## WRITTEN REQUEST
Every entry needs to be reproduced exactly.

## DATASET EXTRACT
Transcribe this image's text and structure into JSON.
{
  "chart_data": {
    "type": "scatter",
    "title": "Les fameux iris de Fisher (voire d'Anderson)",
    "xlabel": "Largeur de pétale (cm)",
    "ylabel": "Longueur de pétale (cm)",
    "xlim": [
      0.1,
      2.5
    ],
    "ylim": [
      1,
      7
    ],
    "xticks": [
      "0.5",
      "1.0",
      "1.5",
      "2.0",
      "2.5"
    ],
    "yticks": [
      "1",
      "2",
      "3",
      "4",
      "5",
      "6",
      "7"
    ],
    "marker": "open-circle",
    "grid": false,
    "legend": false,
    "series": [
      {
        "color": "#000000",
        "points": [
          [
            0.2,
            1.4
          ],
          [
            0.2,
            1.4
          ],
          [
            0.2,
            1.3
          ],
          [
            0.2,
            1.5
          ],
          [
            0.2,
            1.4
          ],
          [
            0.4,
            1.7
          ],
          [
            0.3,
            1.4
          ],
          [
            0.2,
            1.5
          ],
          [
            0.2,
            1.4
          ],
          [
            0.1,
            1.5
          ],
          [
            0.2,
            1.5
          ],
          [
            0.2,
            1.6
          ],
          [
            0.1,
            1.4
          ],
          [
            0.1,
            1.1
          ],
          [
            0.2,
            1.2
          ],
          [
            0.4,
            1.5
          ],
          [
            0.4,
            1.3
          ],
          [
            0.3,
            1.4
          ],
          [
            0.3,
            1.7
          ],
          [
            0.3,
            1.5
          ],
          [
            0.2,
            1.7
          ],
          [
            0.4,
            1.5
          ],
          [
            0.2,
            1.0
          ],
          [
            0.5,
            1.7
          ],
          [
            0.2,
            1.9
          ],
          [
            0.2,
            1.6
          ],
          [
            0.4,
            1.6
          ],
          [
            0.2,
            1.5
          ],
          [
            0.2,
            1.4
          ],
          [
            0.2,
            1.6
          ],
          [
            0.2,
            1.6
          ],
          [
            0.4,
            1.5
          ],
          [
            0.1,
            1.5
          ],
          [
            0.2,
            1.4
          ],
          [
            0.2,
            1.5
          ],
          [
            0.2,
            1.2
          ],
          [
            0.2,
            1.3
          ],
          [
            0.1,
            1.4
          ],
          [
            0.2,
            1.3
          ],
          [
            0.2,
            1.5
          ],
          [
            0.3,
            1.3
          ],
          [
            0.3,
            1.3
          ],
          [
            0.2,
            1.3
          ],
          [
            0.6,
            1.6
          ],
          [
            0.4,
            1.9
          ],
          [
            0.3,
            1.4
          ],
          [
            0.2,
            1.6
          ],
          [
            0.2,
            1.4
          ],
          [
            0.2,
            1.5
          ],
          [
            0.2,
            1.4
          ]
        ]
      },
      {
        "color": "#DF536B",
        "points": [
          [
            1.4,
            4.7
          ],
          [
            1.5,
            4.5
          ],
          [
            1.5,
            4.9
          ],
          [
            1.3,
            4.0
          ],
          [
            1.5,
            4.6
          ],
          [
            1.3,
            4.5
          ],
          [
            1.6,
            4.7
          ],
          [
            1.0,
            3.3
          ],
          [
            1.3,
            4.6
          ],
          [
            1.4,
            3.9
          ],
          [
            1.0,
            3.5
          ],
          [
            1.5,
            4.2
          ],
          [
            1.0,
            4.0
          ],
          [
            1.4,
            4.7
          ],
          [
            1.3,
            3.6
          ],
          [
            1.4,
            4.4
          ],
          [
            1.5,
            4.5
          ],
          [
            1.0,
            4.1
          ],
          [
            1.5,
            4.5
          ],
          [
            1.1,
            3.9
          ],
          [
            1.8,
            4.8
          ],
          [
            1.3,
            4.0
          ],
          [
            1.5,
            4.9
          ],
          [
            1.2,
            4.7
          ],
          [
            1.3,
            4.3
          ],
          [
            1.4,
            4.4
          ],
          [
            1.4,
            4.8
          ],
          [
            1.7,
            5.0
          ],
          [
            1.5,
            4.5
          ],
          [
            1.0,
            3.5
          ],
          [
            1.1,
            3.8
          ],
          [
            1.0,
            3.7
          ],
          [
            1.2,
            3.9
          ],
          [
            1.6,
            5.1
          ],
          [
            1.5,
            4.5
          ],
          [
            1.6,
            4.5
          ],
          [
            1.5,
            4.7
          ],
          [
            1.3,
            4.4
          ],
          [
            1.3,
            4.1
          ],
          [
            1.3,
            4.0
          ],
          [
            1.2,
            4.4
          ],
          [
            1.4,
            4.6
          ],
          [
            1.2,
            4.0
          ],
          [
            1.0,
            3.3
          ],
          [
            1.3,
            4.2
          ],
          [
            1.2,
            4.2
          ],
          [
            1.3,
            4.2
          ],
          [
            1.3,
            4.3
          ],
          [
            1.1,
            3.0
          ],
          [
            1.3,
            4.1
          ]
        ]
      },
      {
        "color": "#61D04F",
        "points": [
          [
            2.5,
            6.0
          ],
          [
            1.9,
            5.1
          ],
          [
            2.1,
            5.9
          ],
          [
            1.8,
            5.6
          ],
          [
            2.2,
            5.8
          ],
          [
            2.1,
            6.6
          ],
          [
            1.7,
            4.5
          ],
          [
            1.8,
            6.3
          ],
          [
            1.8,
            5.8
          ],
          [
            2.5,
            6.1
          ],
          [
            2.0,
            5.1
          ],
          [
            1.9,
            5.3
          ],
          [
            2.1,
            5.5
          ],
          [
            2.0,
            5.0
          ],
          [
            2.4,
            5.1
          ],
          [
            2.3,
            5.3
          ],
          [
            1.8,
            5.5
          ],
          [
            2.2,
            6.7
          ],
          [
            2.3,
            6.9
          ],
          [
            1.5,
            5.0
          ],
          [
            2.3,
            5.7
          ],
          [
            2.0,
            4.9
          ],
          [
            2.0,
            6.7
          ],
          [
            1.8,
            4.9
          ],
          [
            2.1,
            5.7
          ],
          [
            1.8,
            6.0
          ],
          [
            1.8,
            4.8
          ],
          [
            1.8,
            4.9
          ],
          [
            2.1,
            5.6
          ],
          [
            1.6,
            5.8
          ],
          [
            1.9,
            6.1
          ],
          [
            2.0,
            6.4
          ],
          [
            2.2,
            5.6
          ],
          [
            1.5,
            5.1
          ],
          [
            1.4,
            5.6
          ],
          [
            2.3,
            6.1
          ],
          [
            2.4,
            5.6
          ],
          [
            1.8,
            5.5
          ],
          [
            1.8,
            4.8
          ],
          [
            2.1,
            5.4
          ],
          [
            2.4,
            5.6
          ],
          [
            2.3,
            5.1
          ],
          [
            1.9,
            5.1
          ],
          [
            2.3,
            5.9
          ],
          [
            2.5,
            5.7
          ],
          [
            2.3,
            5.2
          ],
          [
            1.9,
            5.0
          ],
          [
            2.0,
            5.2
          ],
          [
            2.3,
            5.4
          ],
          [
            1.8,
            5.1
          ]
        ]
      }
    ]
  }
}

## CORRECT RESULT
Transcribe this image's text and structure into JSON.
{
  "chart_data": {
    "type": "scatter",
    "title": "Les fameux iris de Fisher (voire d'Anderson)",
    "xlabel": "Largeur de pétale (cm)",
    "ylabel": "Longueur de pétale (cm)",
    "xlim": [
      0.1,
      2.5
    ],
    "ylim": [
      1,
      7
    ],
    "xticks": [
      "0.5",
      "1.0",
      "1.5",
      "2.0",
      "2.5"
    ],
    "yticks": [
      "1",
      "2",
      "3",
      "4",
      "5",
      "6",
      "7"
    ],
    "marker": "open-circle",
    "grid": false,
    "legend": false,
    "series": [
      {
        "color": "#000000",
        "points": [
          [
            0.2,
            1.4
          ],
          [
            0.2,
            1.4
          ],
          [
            0.2,
            1.3
          ],
          [
            0.2,
            1.5
          ],
          [
            0.2,
            1.4
          ],
          [
            0.4,
            1.7
          ],
          [
            0.3,
            1.4
          ],
          [
            0.2,
            1.5
          ],
          [
            0.2,
            1.4
          ],
          [
            0.1,
            1.5
          ],
          [
            0.2,
            1.5
          ],
          [
            0.2,
            1.6
          ],
          [
            0.1,
            1.4
          ],
          [
            0.1,
            1.1
          ],
          [
            0.2,
            1.2
          ],
          [
            0.4,
            1.5
          ],
          [
            0.4,
            1.3
          ],
          [
            0.3,
            1.4
          ],
          [
            0.3,
            1.7
          ],
          [
            0.3,
            1.5
          ],
          [
            0.2,
            1.7
          ],
          [
            0.4,
            1.5
          ],
          [
            0.2,
            1.0
          ],
          [
            0.5,
            1.7
          ],
          [
            0.2,
            1.9
          ],
          [
            0.2,
            1.6
          ],
          [
            0.4,
            1.6
          ],
          [
            0.2,
            1.5
          ],
          [
            0.2,
            1.4
          ],
          [
            0.2,
            1.6
          ],
          [
            0.2,
            1.6
          ],
          [
            0.4,
            1.5
          ],
          [
            0.1,
            1.5
          ],
          [
            0.2,
            1.4
          ],
          [
            0.2,
            1.5
          ],
          [
            0.2,
            1.2
          ],
          [
            0.2,
            1.3
          ],
          [
            0.1,
            1.4
          ],
          [
            0.2,
            1.3
          ],
          [
            0.2,
            1.5
          ],
          [
            0.3,
            1.3
          ],
          [
            0.3,
            1.3
          ],
          [
            0.2,
            1.3
          ],
          [
            0.6,
            1.6
          ],
          [
            0.4,
            1.9
          ],
          [
            0.3,
            1.4
          ],
          [
            0.2,
            1.6
          ],
          [
            0.2,
            1.4
          ],
          [
            0.2,
            1.5
          ],
          [
            0.2,
            1.4
          ]
        ]
      },
      {
        "color": "#DF536B",
        "points": [
          [
            1.4,
            4.7
          ],
          [
            1.5,
            4.5
          ],
          [
            1.5,
            4.9
          ],
          [
            1.3,
            4.0
          ],
          [
            1.5,
            4.6
          ],
          [
            1.3,
            4.5
          ],
          [
            1.6,
            4.7
          ],
          [
            1.0,
            3.3
          ],
          [
            1.3,
            4.6
          ],
          [
            1.4,
            3.9
          ],
          [
            1.0,
            3.5
          ],
          [
            1.5,
            4.2
          ],
          [
            1.0,
            4.0
          ],
          [
            1.4,
            4.7
          ],
          [
            1.3,
            3.6
          ],
          [
            1.4,
            4.4
          ],
          [
            1.5,
            4.5
          ],
          [
            1.0,
            4.1
          ],
          [
            1.5,
            4.5
          ],
          [
            1.1,
            3.9
          ],
          [
            1.8,
            4.8
          ],
          [
            1.3,
            4.0
          ],
          [
            1.5,
            4.9
          ],
          [
            1.2,
            4.7
          ],
          [
            1.3,
            4.3
          ],
          [
            1.4,
            4.4
          ],
          [
            1.4,
            4.8
          ],
          [
            1.7,
            5.0
          ],
          [
            1.5,
            4.5
          ],
          [
            1.0,
            3.5
          ],
          [
            1.1,
            3.8
          ],
          [
            1.0,
            3.7
          ],
          [
            1.2,
            3.9
          ],
          [
            1.6,
            5.1
          ],
          [
            1.5,
            4.5
          ],
          [
            1.6,
            4.5
          ],
          [
            1.5,
            4.7
          ],
          [
            1.3,
            4.4
          ],
          [
            1.3,
            4.1
          ],
          [
            1.3,
            4.0
          ],
          [
            1.2,
            4.4
          ],
          [
            1.4,
            4.6
          ],
          [
            1.2,
            4.0
          ],
          [
            1.0,
            3.3
          ],
          [
            1.3,
            4.2
          ],
          [
            1.2,
            4.2
          ],
          [
            1.3,
            4.2
          ],
          [
            1.3,
            4.3
          ],
          [
            1.1,
            3.0
          ],
          [
            1.3,
            4.1
          ]
        ]
      },
      {
        "color": "#61D04F",
        "points": [
          [
            2.5,
            6.0
          ],
          [
            1.9,
            5.1
          ],
          [
            2.1,
            5.9
          ],
          [
            1.8,
            5.6
          ],
          [
            2.2,
            5.8
          ],
          [
            2.1,
            6.6
          ],
          [
            1.7,
            4.5
          ],
          [
            1.8,
            6.3
          ],
          [
            1.8,
            5.8
          ],
          [
            2.5,
            6.1
          ],
          [
            2.0,
            5.1
          ],
          [
            1.9,
            5.3
          ],
          [
            2.1,
            5.5
          ],
          [
            2.0,
            5.0
          ],
          [
            2.4,
            5.1
          ],
          [
            2.3,
            5.3
          ],
          [
            1.8,
            5.5
          ],
          [
            2.2,
            6.7
          ],
          [
            2.3,
            6.9
          ],
          [
            1.5,
            5.0
          ],
          [
            2.3,
            5.7
          ],
          [
            2.0,
            4.9
          ],
          [
            2.0,
            6.7
          ],
          [
            1.8,
            4.9
          ],
          [
            2.1,
            5.7
          ],
          [
            1.8,
            6.0
          ],
          [
            1.8,
            4.8
          ],
          [
            1.8,
            4.9
          ],
          [
            2.1,
            5.6
          ],
          [
            1.6,
            5.8
          ],
          [
            1.9,
            6.1
          ],
          [
            2.0,
            6.4
          ],
          [
            2.2,
            5.6
          ],
          [
            1.5,
            5.1
          ],
          [
            1.4,
            5.6
          ],
          [
            2.3,
            6.1
          ],
          [
            2.4,
            5.6
          ],
          [
            1.8,
            5.5
          ],
          [
            1.8,
            4.8
          ],
          [
            2.1,
            5.4
          ],
          [
            2.4,
            5.6
          ],
          [
            2.3,
            5.1
          ],
          [
            1.9,
            5.1
          ],
          [
            2.3,
            5.9
          ],
          [
            2.5,
            5.7
          ],
          [
            2.3,
            5.2
          ],
          [
            1.9,
            5.0
          ],
          [
            2.0,
            5.2
          ],
          [
            2.3,
            5.4
          ],
          [
            1.8,
            5.1
          ]
        ]
      }
    ]
  }
}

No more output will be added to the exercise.